Request
How many of these lines hold the string "JSON"? Answer with the number only.

Excerpts from a figure dataset:

= = = =

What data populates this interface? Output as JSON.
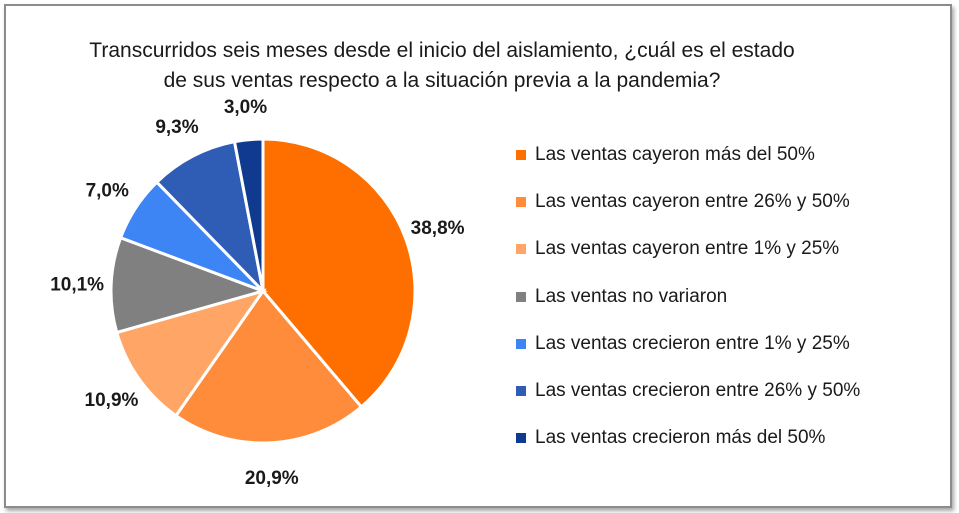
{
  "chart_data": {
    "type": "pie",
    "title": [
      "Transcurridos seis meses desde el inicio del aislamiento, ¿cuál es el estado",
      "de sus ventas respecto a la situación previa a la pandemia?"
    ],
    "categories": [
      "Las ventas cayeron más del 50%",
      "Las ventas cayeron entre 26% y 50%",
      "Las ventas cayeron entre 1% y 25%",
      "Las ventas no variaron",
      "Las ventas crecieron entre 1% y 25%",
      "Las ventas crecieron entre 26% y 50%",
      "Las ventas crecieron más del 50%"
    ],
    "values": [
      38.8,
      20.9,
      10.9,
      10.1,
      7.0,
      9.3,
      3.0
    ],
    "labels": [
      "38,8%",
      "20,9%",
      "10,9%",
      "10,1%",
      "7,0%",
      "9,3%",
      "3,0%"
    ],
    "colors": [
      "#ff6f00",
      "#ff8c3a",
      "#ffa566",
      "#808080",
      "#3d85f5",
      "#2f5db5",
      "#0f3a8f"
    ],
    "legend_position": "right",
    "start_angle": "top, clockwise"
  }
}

= = = =

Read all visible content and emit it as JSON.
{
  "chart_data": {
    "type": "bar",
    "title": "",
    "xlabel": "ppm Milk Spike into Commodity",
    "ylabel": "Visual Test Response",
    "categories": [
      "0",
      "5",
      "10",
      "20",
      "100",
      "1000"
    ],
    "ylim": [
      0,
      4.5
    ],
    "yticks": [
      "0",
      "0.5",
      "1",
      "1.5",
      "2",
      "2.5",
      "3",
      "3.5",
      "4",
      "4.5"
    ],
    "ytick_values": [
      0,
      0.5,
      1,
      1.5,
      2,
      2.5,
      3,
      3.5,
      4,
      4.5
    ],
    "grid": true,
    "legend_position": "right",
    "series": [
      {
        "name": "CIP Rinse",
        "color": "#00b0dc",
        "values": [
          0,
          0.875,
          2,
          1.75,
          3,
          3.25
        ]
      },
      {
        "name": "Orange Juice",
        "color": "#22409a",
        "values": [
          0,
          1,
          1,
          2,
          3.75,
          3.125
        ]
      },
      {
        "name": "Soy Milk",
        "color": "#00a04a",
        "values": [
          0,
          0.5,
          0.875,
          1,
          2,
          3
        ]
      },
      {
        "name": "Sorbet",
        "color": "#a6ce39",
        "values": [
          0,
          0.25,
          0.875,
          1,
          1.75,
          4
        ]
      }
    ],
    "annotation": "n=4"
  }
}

= = = =

Solution for this task
2